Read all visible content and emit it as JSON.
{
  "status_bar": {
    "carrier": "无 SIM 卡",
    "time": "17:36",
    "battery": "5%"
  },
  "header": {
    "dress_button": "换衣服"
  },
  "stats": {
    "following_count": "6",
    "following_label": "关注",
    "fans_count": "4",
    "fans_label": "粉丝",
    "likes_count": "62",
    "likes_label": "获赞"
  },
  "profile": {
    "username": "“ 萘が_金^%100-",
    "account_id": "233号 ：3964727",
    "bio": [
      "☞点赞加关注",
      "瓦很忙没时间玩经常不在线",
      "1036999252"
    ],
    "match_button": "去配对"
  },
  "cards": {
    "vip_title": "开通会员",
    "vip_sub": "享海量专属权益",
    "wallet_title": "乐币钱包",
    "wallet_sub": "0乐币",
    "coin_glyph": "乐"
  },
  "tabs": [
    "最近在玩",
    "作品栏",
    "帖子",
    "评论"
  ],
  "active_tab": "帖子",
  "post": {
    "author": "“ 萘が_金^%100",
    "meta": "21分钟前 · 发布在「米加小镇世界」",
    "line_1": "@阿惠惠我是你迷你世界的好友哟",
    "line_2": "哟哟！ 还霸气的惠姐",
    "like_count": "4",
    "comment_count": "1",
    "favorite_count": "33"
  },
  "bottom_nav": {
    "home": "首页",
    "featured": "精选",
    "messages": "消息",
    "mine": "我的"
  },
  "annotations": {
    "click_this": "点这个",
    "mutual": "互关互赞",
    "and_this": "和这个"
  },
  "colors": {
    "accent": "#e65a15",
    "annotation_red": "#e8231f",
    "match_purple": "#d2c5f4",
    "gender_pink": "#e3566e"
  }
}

WHAT YOU WILL DO
Every entry in the listing must be retyped exactly.

ANSWER TO THE PROBLEM
Read all visible content and emit it as JSON.
{
  "status_bar": {
    "carrier": "无 SIM 卡",
    "time": "17:36",
    "battery": "5%"
  },
  "header": {
    "dress_button": "换衣服"
  },
  "stats": {
    "following_count": "6",
    "following_label": "关注",
    "fans_count": "4",
    "fans_label": "粉丝",
    "likes_count": "62",
    "likes_label": "获赞"
  },
  "profile": {
    "username": "“ 萘が_金^%100-",
    "account_id": "233号 ：3964727",
    "bio": [
      "☞点赞加关注",
      "瓦很忙没时间玩经常不在线",
      "1036999252"
    ],
    "match_button": "去配对"
  },
  "cards": {
    "vip_title": "开通会员",
    "vip_sub": "享海量专属权益",
    "wallet_title": "乐币钱包",
    "wallet_sub": "0乐币",
    "coin_glyph": "乐"
  },
  "tabs": [
    "最近在玩",
    "作品栏",
    "帖子",
    "评论"
  ],
  "active_tab": "帖子",
  "post": {
    "author": "“ 萘が_金^%100",
    "meta": "21分钟前 · 发布在「米加小镇世界」",
    "line_1": "@阿惠惠我是你迷你世界的好友哟",
    "line_2": "哟哟！ 还霸气的惠姐",
    "like_count": "4",
    "comment_count": "1",
    "favorite_count": "33"
  },
  "bottom_nav": {
    "home": "首页",
    "featured": "精选",
    "messages": "消息",
    "mine": "我的"
  },
  "annotations": {
    "click_this": "点这个",
    "mutual": "互关互赞",
    "and_this": "和这个"
  },
  "colors": {
    "accent": "#e65a15",
    "annotation_red": "#e8231f",
    "match_purple": "#d2c5f4",
    "gender_pink": "#e3566e"
  }
}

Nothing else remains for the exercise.